Repeat each entry exactly and drop the pictures.

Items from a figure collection
§ §
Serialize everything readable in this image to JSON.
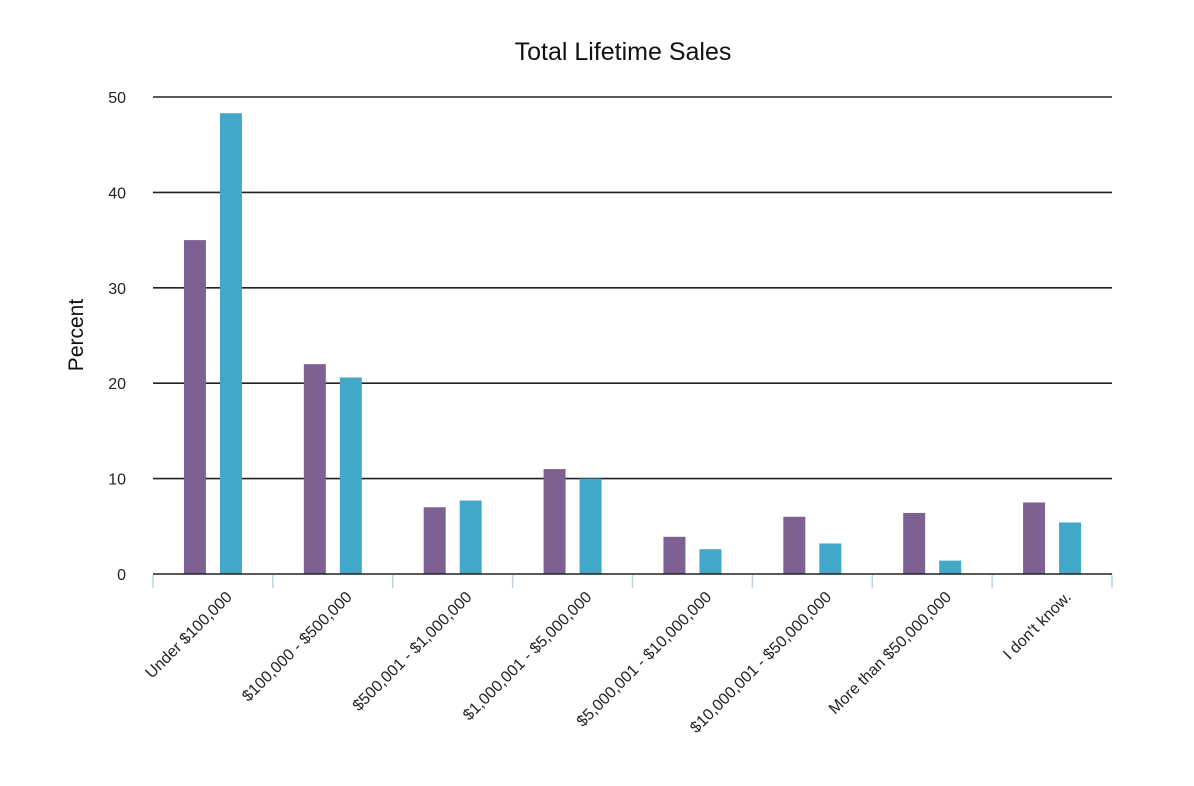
{
  "chart_data": {
    "type": "bar",
    "title": "Total Lifetime Sales",
    "xlabel": "",
    "ylabel": "Percent",
    "ylim": [
      0,
      50
    ],
    "yticks": [
      0,
      10,
      20,
      30,
      40,
      50
    ],
    "grid": true,
    "legend": "none",
    "categories": [
      "Under $100,000",
      "$100,000 - $500,000",
      "$500,001 - $1,000,000",
      "$1,000,001 - $5,000,000",
      "$5,000,001 - $10,000,000",
      "$10,000,001 - $50,000,000",
      "More than $50,000,000",
      "I don't know."
    ],
    "series": [
      {
        "color": "#7d6192",
        "values": [
          35,
          22,
          7,
          11,
          3.9,
          6,
          6.4,
          7.5
        ]
      },
      {
        "color": "#43a8c8",
        "values": [
          48.3,
          20.6,
          7.7,
          10,
          2.6,
          3.2,
          1.4,
          5.4
        ]
      }
    ]
  }
}
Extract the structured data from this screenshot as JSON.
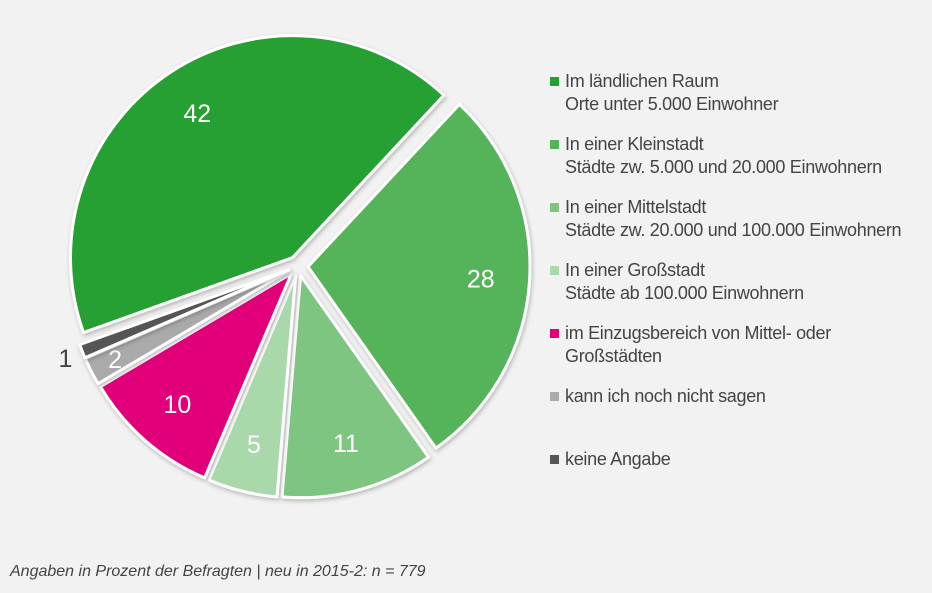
§ §
*ANSWER IN FULL*
Serialize everything readable in this image to JSON.
{
  "chart_data": {
    "type": "bar",
    "title": "Total Lifetime Sales",
    "xlabel": "",
    "ylabel": "Percent",
    "ylim": [
      0,
      50
    ],
    "yticks": [
      0,
      10,
      20,
      30,
      40,
      50
    ],
    "grid": true,
    "legend": "none",
    "categories": [
      "Under $100,000",
      "$100,000 - $500,000",
      "$500,001 - $1,000,000",
      "$1,000,001 - $5,000,000",
      "$5,000,001 - $10,000,000",
      "$10,000,001 - $50,000,000",
      "More than $50,000,000",
      "I don't know."
    ],
    "series": [
      {
        "color": "#7d6192",
        "values": [
          35,
          22,
          7,
          11,
          3.9,
          6,
          6.4,
          7.5
        ]
      },
      {
        "color": "#43a8c8",
        "values": [
          48.3,
          20.6,
          7.7,
          10,
          2.6,
          3.2,
          1.4,
          5.4
        ]
      }
    ]
  }
}
Extract the structured data from this screenshot as JSON.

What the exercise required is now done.